▶ _Instruction_
Please find all lines in the data that hold the string "indulgence" and copy them.

▶ _Extracted information_

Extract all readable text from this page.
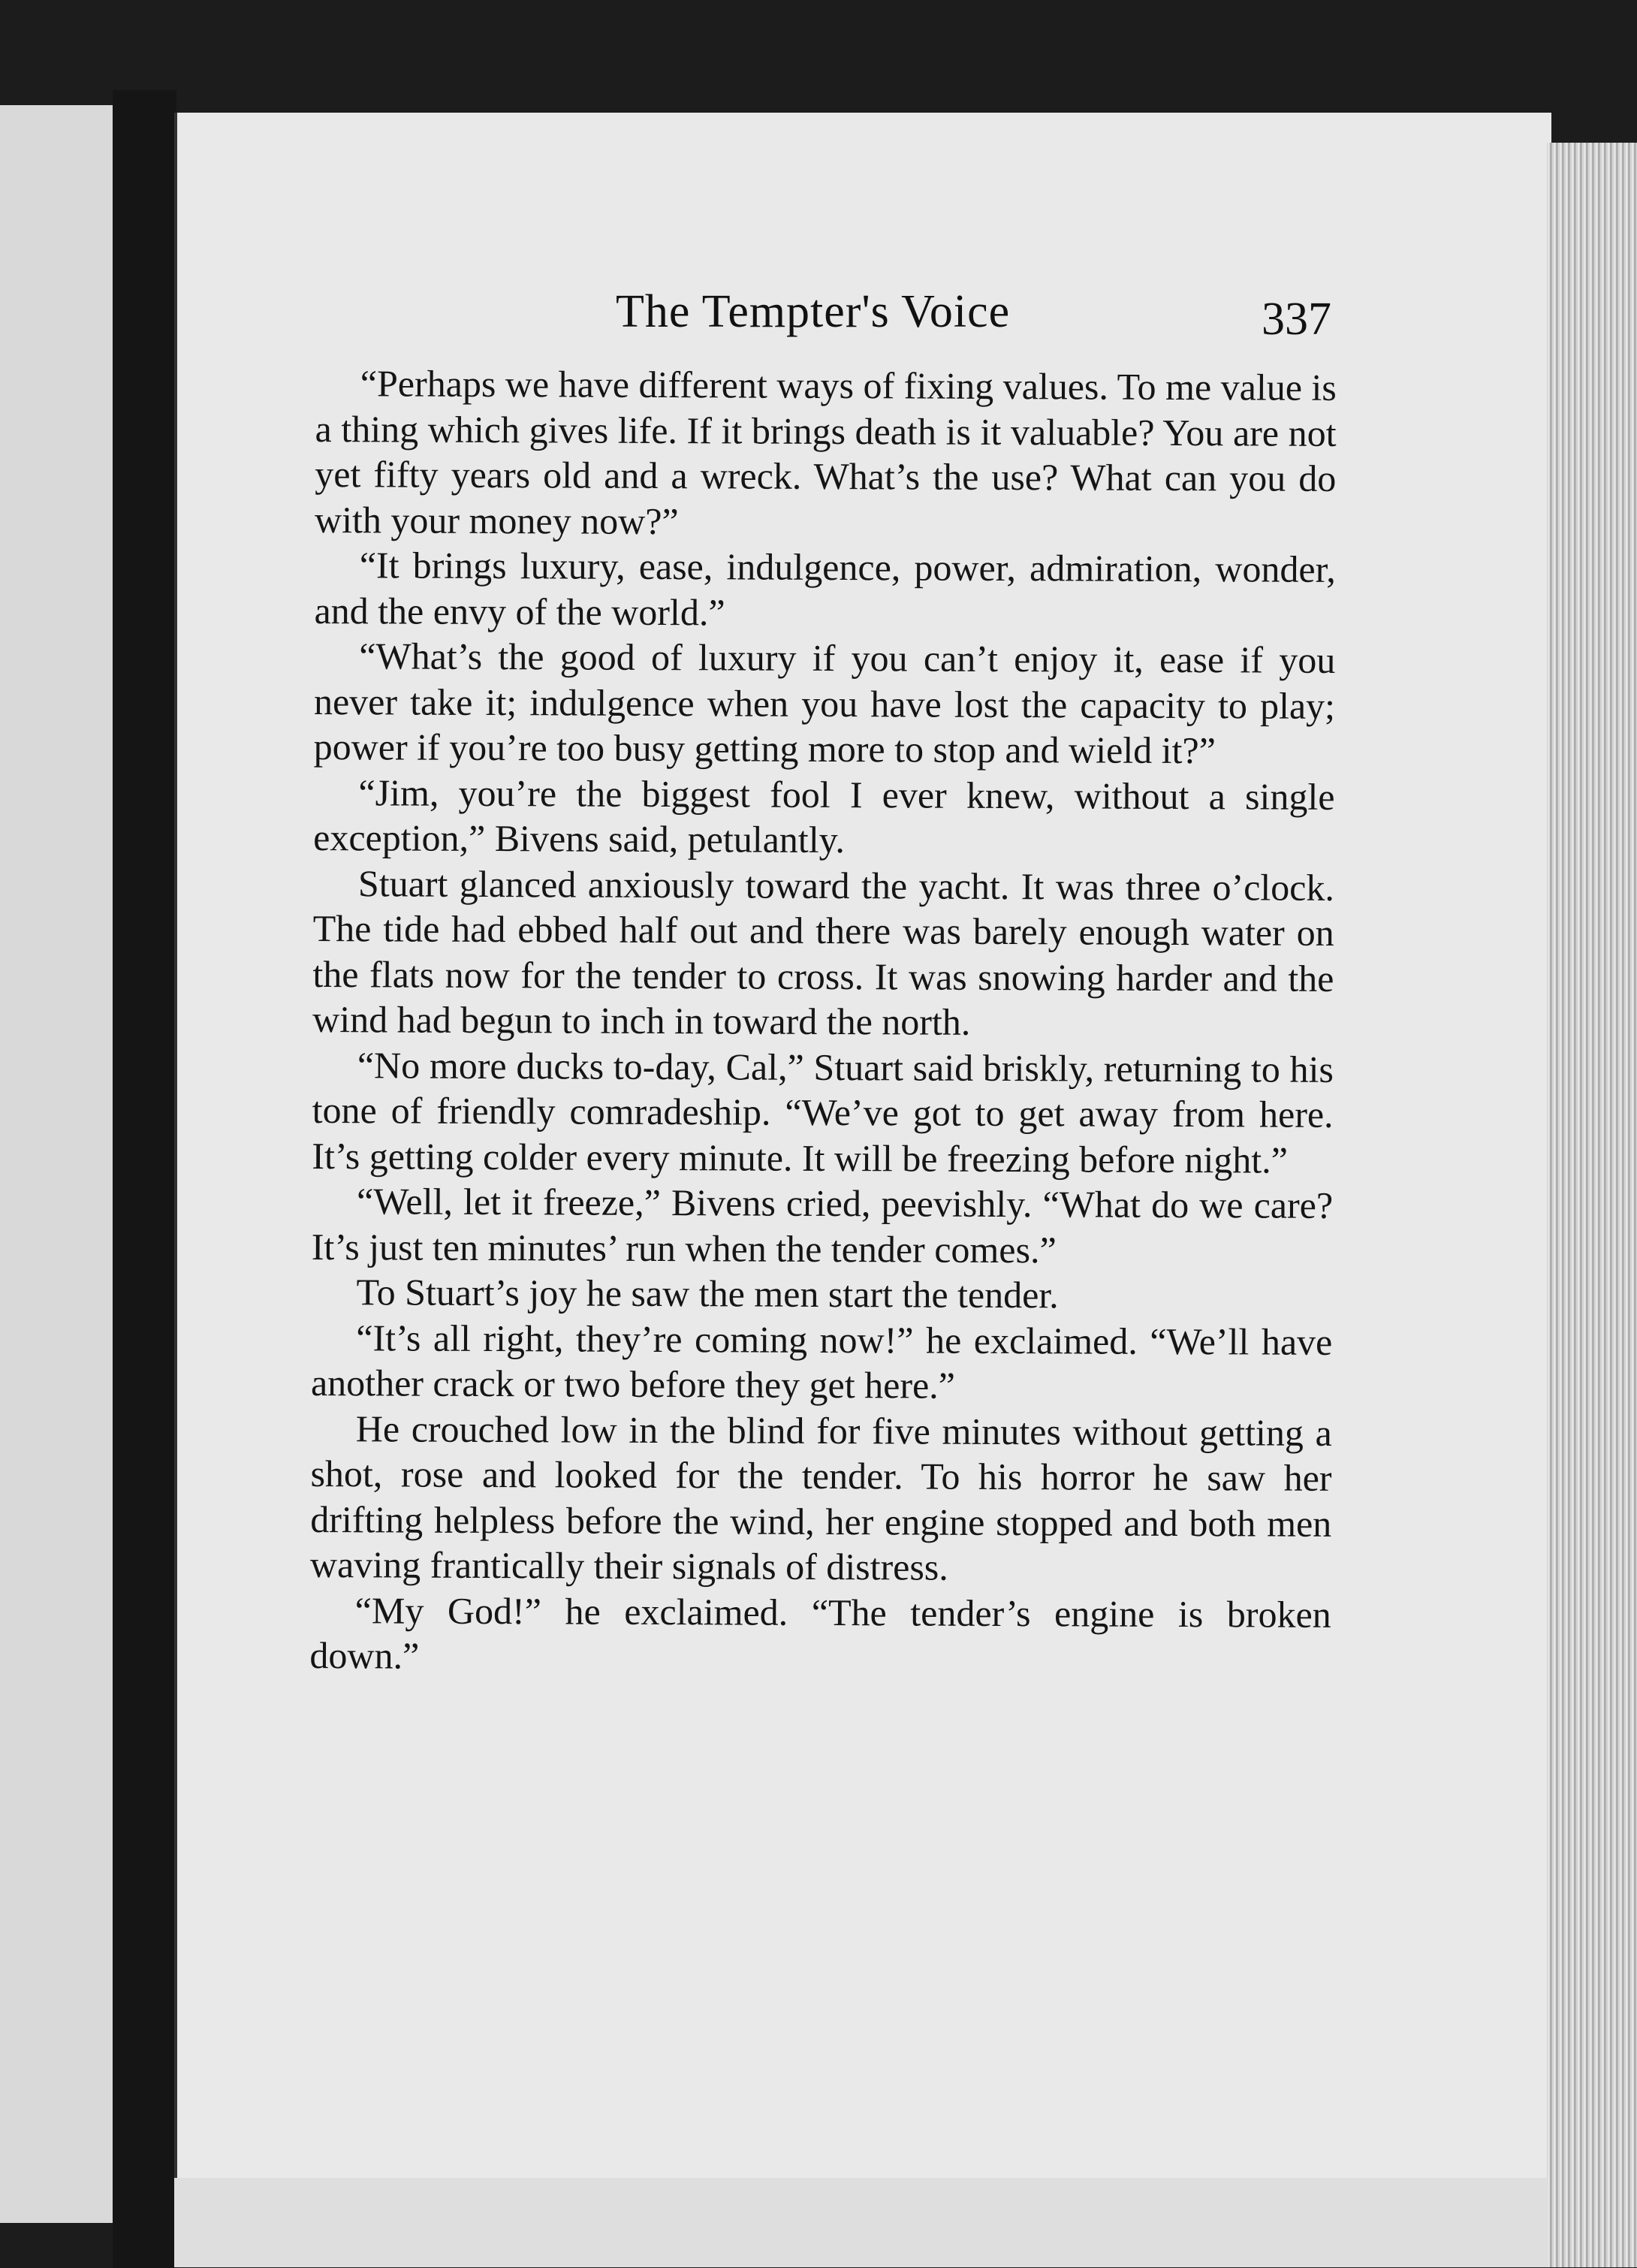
The Tempter's Voice	337

“Perhaps we have different ways of fixing values. To me value is a thing which gives life. If it brings death is it valuable? You are not yet fifty years old and a wreck. What’s the use? What can you do with your money now?”

“It brings luxury, ease, indulgence, power, admiration, wonder, and the envy of the world.”

“What’s the good of luxury if you can’t enjoy it, ease if you never take it; indulgence when you have lost the capacity to play; power if you’re too busy getting more to stop and wield it?”

“Jim, you’re the biggest fool I ever knew, without a single exception,” Bivens said, petulantly.

Stuart glanced anxiously toward the yacht. It was three o’clock. The tide had ebbed half out and there was barely enough water on the flats now for the tender to cross. It was snowing harder and the wind had begun to inch in toward the north.

“No more ducks to-day, Cal,” Stuart said briskly, returning to his tone of friendly comradeship. “We’ve got to get away from here. It’s getting colder every minute. It will be freezing before night.”

“Well, let it freeze,” Bivens cried, peevishly. “What do we care? It’s just ten minutes’ run when the tender comes.”

To Stuart’s joy he saw the men start the tender.

“It’s all right, they’re coming now!” he exclaimed. “We’ll have another crack or two before they get here.”

He crouched low in the blind for five minutes without getting a shot, rose and looked for the tender. To his horror he saw her drifting helpless before the wind, her engine stopped and both men waving frantically their signals of distress.

“My God!” he exclaimed. “The tender’s engine is broken down.”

▶ _Expected answer_
“It brings luxury, ease, indulgence, power, admiration, wonder, and the envy of the world.”
“What’s the good of luxury if you can’t enjoy it, ease if you never take it; indulgence when you have lost the capacity to play; power if you’re too busy getting more to stop and wield it?”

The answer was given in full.